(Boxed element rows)
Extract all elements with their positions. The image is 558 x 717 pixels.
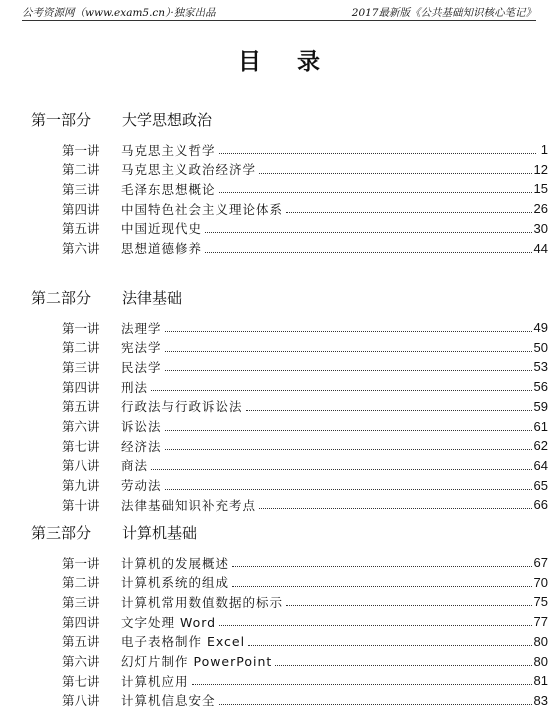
lecture-number: 第八讲 (62, 458, 100, 474)
part-label: 第二部分 (31, 289, 92, 307)
dot-leader (165, 489, 532, 490)
entry-title: 计算机的发展概述 (121, 555, 230, 571)
toc-entry[interactable] (62, 553, 548, 572)
toc-entry[interactable] (62, 436, 548, 455)
lecture-number: 第九讲 (62, 478, 100, 494)
page-number: 80 (533, 633, 548, 649)
lecture-number: 第八讲 (62, 693, 100, 709)
toc-entry[interactable] (62, 632, 548, 651)
dot-leader (232, 566, 532, 567)
lecture-number: 第六讲 (62, 241, 100, 256)
toc-entry[interactable] (62, 652, 548, 671)
entry-title: 计算机系统的组成 (121, 575, 230, 591)
entry-title: 刑法 (121, 379, 149, 395)
toc-entry[interactable] (62, 592, 548, 611)
lecture-number: 第四讲 (62, 379, 100, 395)
lecture-number: 第二讲 (62, 340, 100, 356)
entry-title: 思想道德修养 (121, 241, 203, 256)
part-label: 第三部分 (31, 524, 92, 542)
entry-title: 计算机常用数值数据的标示 (121, 594, 284, 610)
entry-title: 诉讼法 (121, 419, 162, 434)
page-title: 目录 (238, 49, 356, 75)
part-label: 第一部分 (31, 111, 92, 129)
page-number: 83 (533, 692, 548, 708)
page-number: 56 (533, 379, 548, 395)
lecture-number: 第七讲 (62, 438, 100, 454)
lecture-number: 第六讲 (62, 419, 100, 434)
dot-leader (219, 704, 532, 705)
dot-leader (286, 605, 532, 606)
toc-entry[interactable] (62, 612, 548, 631)
dot-leader (286, 212, 532, 213)
page-number: 61 (533, 418, 548, 434)
page-number: 26 (533, 201, 548, 217)
toc-entry[interactable] (62, 357, 548, 376)
dot-leader (219, 153, 536, 154)
entry-title: 马克思主义哲学 (121, 142, 216, 158)
toc-entry[interactable] (62, 691, 548, 710)
toc-entry[interactable] (62, 456, 548, 475)
header-divider (22, 20, 536, 22)
page-number: 64 (533, 457, 548, 473)
toc-entry[interactable] (62, 377, 548, 396)
page-number: 50 (533, 339, 548, 355)
dot-leader (151, 390, 532, 391)
entry-title: 计算机应用 (121, 673, 189, 689)
entry-title: 中国近现代史 (121, 221, 203, 237)
lecture-number: 第三讲 (62, 594, 100, 610)
toc-entry[interactable] (62, 219, 548, 238)
part-name: 法律基础 (122, 289, 183, 307)
entry-title: 商法 (121, 458, 149, 474)
entry-title: 电子表格制作 Excel (121, 634, 246, 650)
page-number: 75 (533, 594, 548, 610)
running-header (22, 4, 536, 20)
toc-entry[interactable] (62, 318, 548, 337)
toc-entry[interactable] (62, 495, 548, 514)
dot-leader (151, 469, 532, 470)
entry-title: 行政法与行政诉讼法 (121, 399, 243, 415)
page-number: 67 (533, 555, 548, 570)
page-number: 49 (533, 320, 548, 335)
dot-leader (205, 232, 532, 233)
lecture-number: 第五讲 (62, 221, 100, 237)
entry-title: 毛泽东思想概论 (121, 181, 216, 197)
page-number: 80 (533, 653, 548, 669)
page-number: 77 (533, 614, 548, 630)
entry-title: 中国特色社会主义理论体系 (121, 201, 284, 217)
lecture-number: 第五讲 (62, 634, 100, 650)
dot-leader (165, 370, 532, 371)
part-heading (31, 109, 212, 130)
lecture-number: 第一讲 (62, 555, 100, 571)
toc-entry[interactable] (62, 338, 548, 357)
lecture-number: 第三讲 (62, 359, 100, 375)
dot-leader (219, 625, 531, 626)
dot-leader (232, 586, 532, 587)
lecture-number: 第六讲 (62, 654, 100, 669)
dot-leader (165, 430, 532, 431)
dot-leader (165, 449, 532, 450)
page-number: 53 (533, 359, 548, 375)
entry-title: 计算机信息安全 (121, 693, 216, 709)
entry-title: 法理学 (121, 320, 162, 336)
toc-entry[interactable] (62, 397, 548, 416)
toc-entry[interactable] (62, 199, 548, 218)
page-number: 15 (533, 181, 548, 197)
dot-leader (219, 192, 532, 193)
page-number: 66 (533, 497, 548, 513)
part-name: 大学思想政治 (122, 111, 213, 129)
entry-title: 劳动法 (121, 478, 162, 494)
dot-leader (246, 410, 532, 411)
entry-title: 幻灯片制作 PowerPoint (121, 654, 273, 669)
lecture-number: 第五讲 (62, 399, 100, 415)
entry-title: 文字处理 Word (121, 614, 217, 630)
page-number: 30 (533, 220, 548, 236)
lecture-number: 第一讲 (62, 142, 100, 158)
page-number: 12 (533, 161, 548, 177)
dot-leader (259, 173, 532, 174)
dot-leader (205, 252, 532, 253)
part-heading (31, 522, 197, 543)
page-number: 1 (540, 142, 548, 157)
toc-entry[interactable] (62, 476, 548, 495)
toc-entry[interactable] (62, 573, 548, 592)
lecture-number: 第七讲 (62, 673, 100, 689)
page-number: 81 (533, 673, 548, 689)
page-number: 59 (533, 398, 548, 414)
toc-entry[interactable] (62, 417, 548, 436)
page-number: 70 (533, 574, 548, 590)
header-source: 公考资源网（www.exam5.cn）·独家出品 (22, 7, 216, 19)
lecture-number: 第三讲 (62, 181, 100, 197)
entry-title: 法律基础知识补充考点 (121, 497, 257, 513)
dot-leader (192, 684, 532, 685)
dot-leader (259, 508, 532, 509)
entry-title: 经济法 (121, 438, 162, 454)
lecture-number: 第二讲 (62, 575, 100, 591)
entry-title: 宪法学 (121, 340, 162, 356)
page-number: 44 (533, 240, 548, 256)
header-book-title: 2017最新版《公共基础知识核心笔记》 (351, 7, 536, 19)
lecture-number: 第一讲 (62, 320, 100, 336)
toc-entry[interactable] (62, 671, 548, 690)
page-number: 62 (533, 438, 548, 454)
lecture-number: 第十讲 (62, 497, 100, 513)
lecture-number: 第四讲 (62, 201, 100, 217)
toc-entry[interactable] (62, 239, 548, 258)
lecture-number: 第二讲 (62, 162, 100, 178)
dot-leader (165, 351, 532, 352)
part-name: 计算机基础 (122, 524, 198, 542)
lecture-number: 第四讲 (62, 614, 100, 630)
toc-entry[interactable] (62, 160, 548, 179)
dot-leader (248, 645, 531, 646)
entry-title: 马克思主义政治经济学 (121, 162, 257, 178)
dot-leader (275, 665, 531, 666)
toc-entry[interactable] (62, 140, 548, 159)
entry-title: 民法学 (121, 359, 162, 375)
part-heading (31, 287, 182, 308)
toc-entry[interactable] (62, 179, 548, 198)
dot-leader (165, 331, 532, 332)
page-number: 65 (533, 477, 548, 493)
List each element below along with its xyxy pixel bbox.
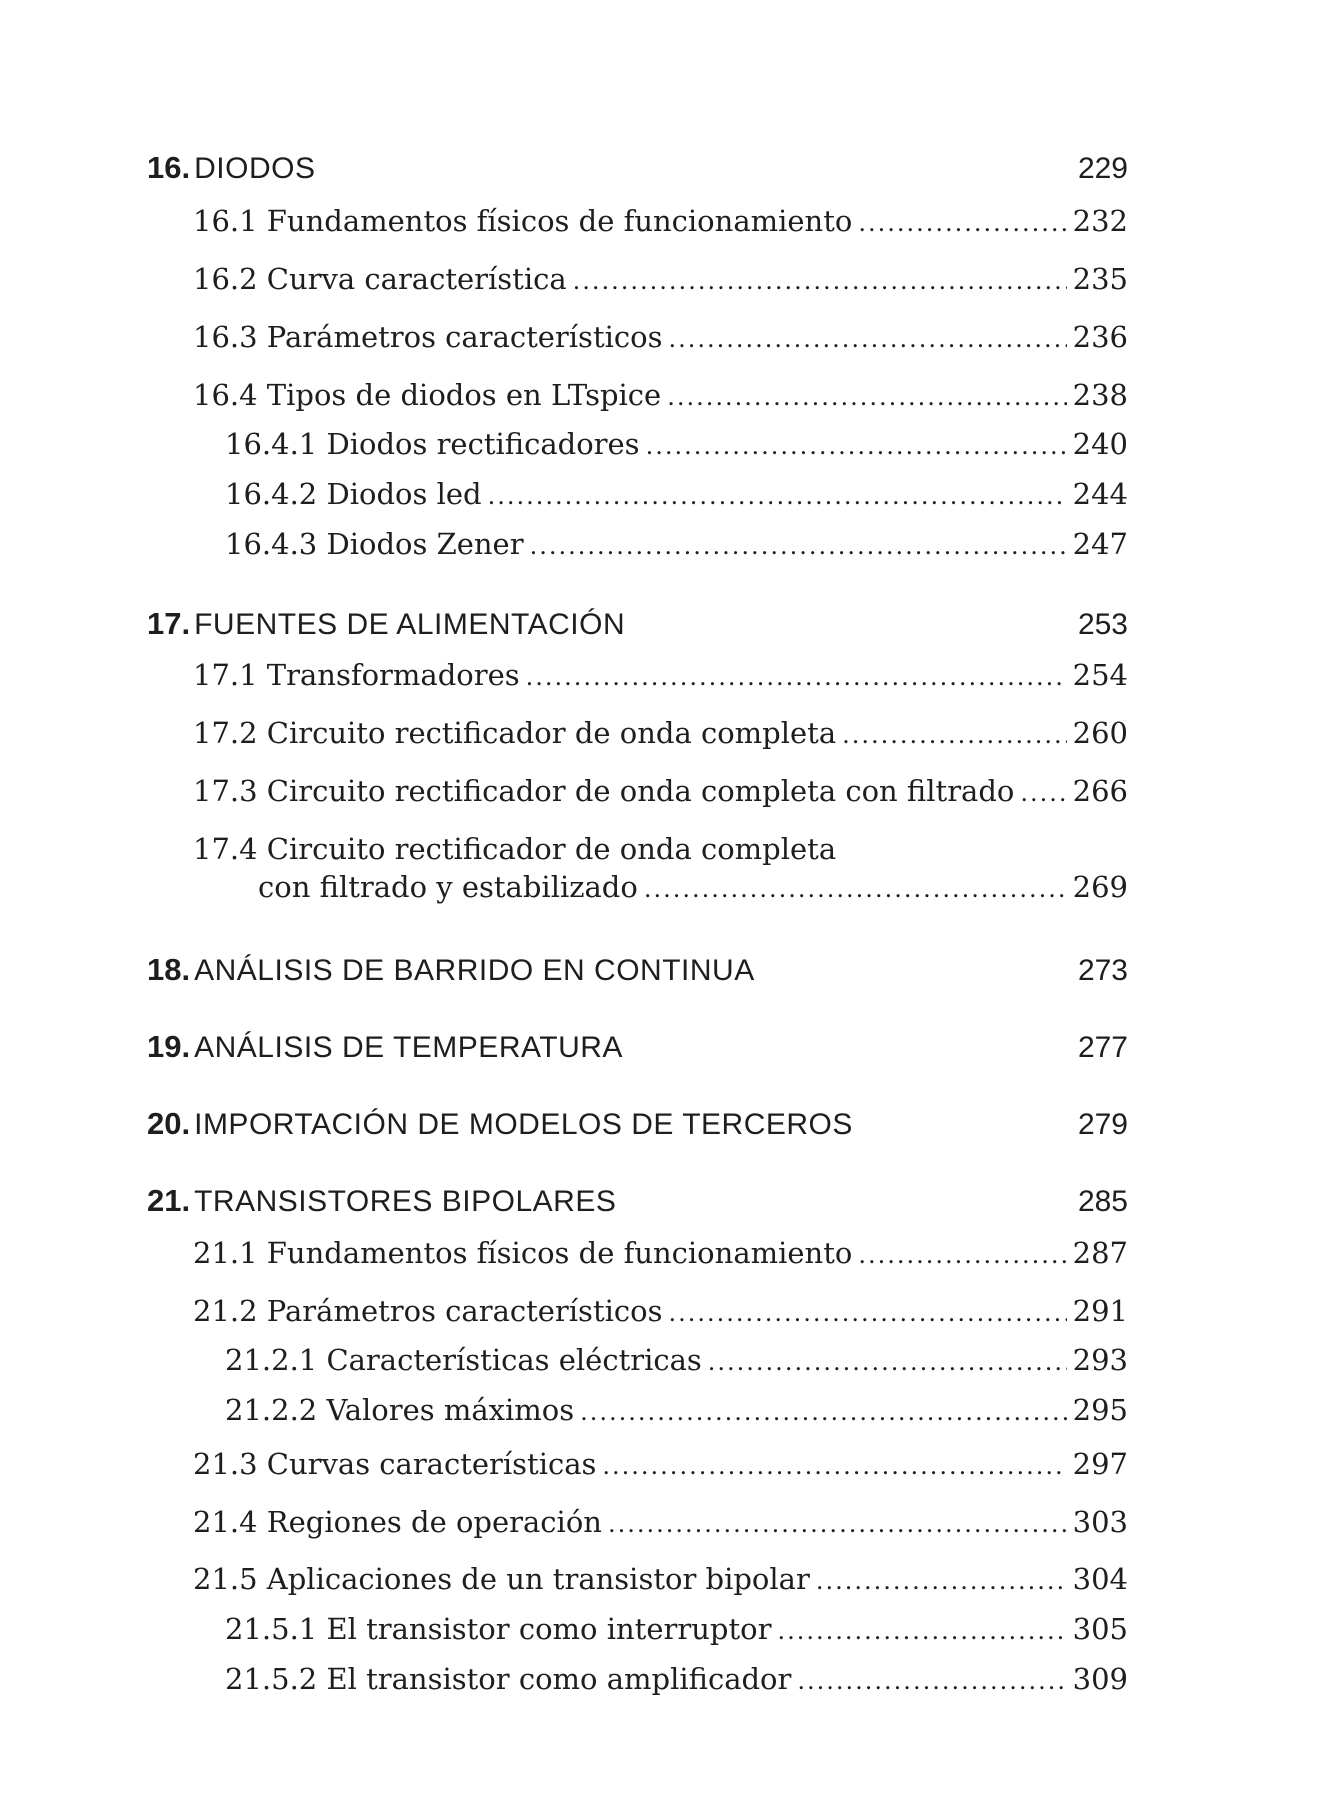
toc-subsection-21-2-2[interactable] [225, 1393, 1128, 1427]
toc-chapter-18[interactable] [147, 952, 1128, 988]
page-number: 238 [1072, 378, 1128, 412]
page-number: 293 [1072, 1343, 1128, 1377]
page-number: 295 [1072, 1393, 1128, 1427]
section-title: 21.2 Parámetros característicos [193, 1294, 663, 1328]
toc-subsection-16-4-3[interactable] [225, 527, 1128, 561]
page-number: 236 [1072, 320, 1128, 354]
page-number: 260 [1072, 716, 1128, 750]
dot-leader [858, 1236, 1066, 1270]
subsection-title: 16.4.3 Diodos Zener [225, 527, 524, 561]
dot-leader [1020, 774, 1066, 808]
toc-section-21-4[interactable] [193, 1505, 1128, 1539]
toc-chapter-16[interactable] [147, 150, 1128, 186]
toc-chapter-20[interactable] [147, 1106, 1128, 1142]
page-number: 285 [1077, 1185, 1128, 1218]
subsection-title: 16.4.1 Diodos rectificadores [225, 427, 640, 461]
page-number: 266 [1072, 774, 1128, 808]
section-title: 21.5 Aplicaciones de un transistor bipolar [193, 1562, 810, 1596]
toc-chapter-19[interactable] [147, 1029, 1128, 1065]
section-title: 21.3 Curvas características [193, 1447, 597, 1481]
section-title: 16.3 Parámetros característicos [193, 320, 663, 354]
chapter-title: DIODOS [194, 152, 316, 185]
chapter-number: 20. [147, 1106, 191, 1141]
section-title: 17.2 Circuito rectificador de onda completa [193, 716, 837, 750]
dot-leader [530, 527, 1067, 561]
dot-leader [602, 1447, 1066, 1481]
toc-section-21-1[interactable] [193, 1236, 1128, 1270]
dot-leader [608, 1505, 1067, 1539]
chapter-title: FUENTES DE ALIMENTACIÓN [194, 608, 626, 641]
toc-section-16-1[interactable] [193, 204, 1128, 238]
page-number: 229 [1077, 152, 1128, 185]
chapter-title: IMPORTACIÓN DE MODELOS DE TERCEROS [194, 1108, 853, 1141]
chapter-title: ANÁLISIS DE BARRIDO EN CONTINUA [194, 954, 755, 987]
section-title: 21.4 Regiones de operación [193, 1505, 602, 1539]
page-number: 232 [1072, 204, 1128, 238]
dot-leader [667, 378, 1066, 412]
page-number: 305 [1072, 1612, 1128, 1646]
dot-leader [816, 1562, 1067, 1596]
dot-leader [526, 658, 1067, 692]
dot-leader [668, 320, 1066, 354]
section-title: 21.1 Fundamentos físicos de funcionamiento [193, 1236, 853, 1270]
page-number: 304 [1072, 1562, 1128, 1596]
dot-leader [646, 427, 1067, 461]
toc-section-17-3[interactable] [193, 774, 1128, 808]
page-number: 297 [1072, 1447, 1128, 1481]
toc-subsection-16-4-1[interactable] [225, 427, 1128, 461]
section-title: 17.3 Circuito rectificador de onda completa con filtrado [193, 774, 1015, 808]
toc-subsection-16-4-2[interactable] [225, 477, 1128, 511]
dot-leader [842, 716, 1067, 750]
page-number: 254 [1072, 658, 1128, 692]
chapter-number: 19. [147, 1029, 191, 1064]
dot-leader [580, 1393, 1066, 1427]
section-title: 16.4 Tipos de diodos en LTspice [193, 378, 662, 412]
chapter-number: 16. [147, 150, 191, 185]
page-number: 235 [1072, 262, 1128, 296]
page-number: 309 [1072, 1662, 1128, 1696]
page-number: 277 [1077, 1031, 1128, 1064]
section-title-line2-row [258, 870, 1128, 904]
toc-subsection-21-5-1[interactable] [225, 1612, 1128, 1646]
chapter-number: 21. [147, 1183, 191, 1218]
chapter-title: ANÁLISIS DE TEMPERATURA [194, 1031, 623, 1064]
section-title: 16.2 Curva característica [193, 262, 567, 296]
dot-leader [644, 870, 1067, 904]
dot-leader [708, 1343, 1067, 1377]
chapter-number: 17. [147, 606, 191, 641]
section-title-line2: con filtrado y estabilizado [258, 870, 638, 904]
toc-section-17-1[interactable] [193, 658, 1128, 692]
page-number: 279 [1077, 1108, 1128, 1141]
page-number: 269 [1072, 870, 1128, 904]
page-number: 247 [1072, 527, 1128, 561]
page-number: 240 [1072, 427, 1128, 461]
page-number: 244 [1072, 477, 1128, 511]
page-number: 303 [1072, 1505, 1128, 1539]
toc-chapter-21[interactable] [147, 1183, 1128, 1219]
toc-section-17-4[interactable] [193, 832, 1128, 904]
toc-section-21-5[interactable] [193, 1562, 1128, 1596]
subsection-title: 21.2.1 Características eléctricas [225, 1343, 702, 1377]
section-title: 17.1 Transformadores [193, 658, 520, 692]
subsection-title: 21.5.1 El transistor como interruptor [225, 1612, 772, 1646]
dot-leader [777, 1612, 1066, 1646]
dot-leader [858, 204, 1066, 238]
toc-subsection-21-2-1[interactable] [225, 1343, 1128, 1377]
subsection-title: 21.5.2 El transistor como amplificador [225, 1662, 792, 1696]
page-number: 253 [1077, 608, 1128, 641]
section-title-line1: 17.4 Circuito rectificador de onda completa [193, 832, 837, 866]
toc-section-16-3[interactable] [193, 320, 1128, 354]
toc-section-17-2[interactable] [193, 716, 1128, 750]
toc-section-21-2[interactable] [193, 1294, 1128, 1328]
chapter-title: TRANSISTORES BIPOLARES [194, 1185, 617, 1218]
page-number: 273 [1077, 954, 1128, 987]
subsection-title: 16.4.2 Diodos led [225, 477, 482, 511]
subsection-title: 21.2.2 Valores máximos [225, 1393, 575, 1427]
dot-leader [668, 1294, 1066, 1328]
toc-chapter-17[interactable] [147, 606, 1128, 642]
dot-leader [488, 477, 1067, 511]
page-number: 291 [1072, 1294, 1128, 1328]
section-title: 16.1 Fundamentos físicos de funcionamiento [193, 204, 853, 238]
page-number: 287 [1072, 1236, 1128, 1270]
toc-section-16-4[interactable] [193, 378, 1128, 412]
toc-section-21-3[interactable] [193, 1447, 1128, 1481]
chapter-number: 18. [147, 952, 191, 987]
toc-section-16-2[interactable] [193, 262, 1128, 296]
dot-leader [573, 262, 1067, 296]
toc-subsection-21-5-2[interactable] [225, 1662, 1128, 1696]
dot-leader [797, 1662, 1066, 1696]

### STATED TASK
Express as a JSON list of strings, one string per line, the part of the rows that opens with the line containing "lecture-number: 第八讲 (62, 458, 100, 474)" and closes with the line containing "dot-leader (232, 566, 532, 567)", both included.

### RESPONSE TO THIS EXERCISE
[
  "lecture-number: 第八讲 (62, 458, 100, 474)",
  "part-label: 第二部分 (31, 289, 92, 307)",
  "dot-leader (165, 489, 532, 490)",
  "entry-title: 计算机的发展概述 (121, 555, 230, 571)",
  "toc-entry[interactable] (62, 553, 548, 572)",
  "toc-entry[interactable] (62, 436, 548, 455)",
  "lecture-number: 第九讲 (62, 478, 100, 494)",
  "page-number: 80 (533, 633, 548, 649)",
  "lecture-number: 第八讲 (62, 693, 100, 709)",
  "toc-entry[interactable] (62, 632, 548, 651)",
  "dot-leader (232, 566, 532, 567)"
]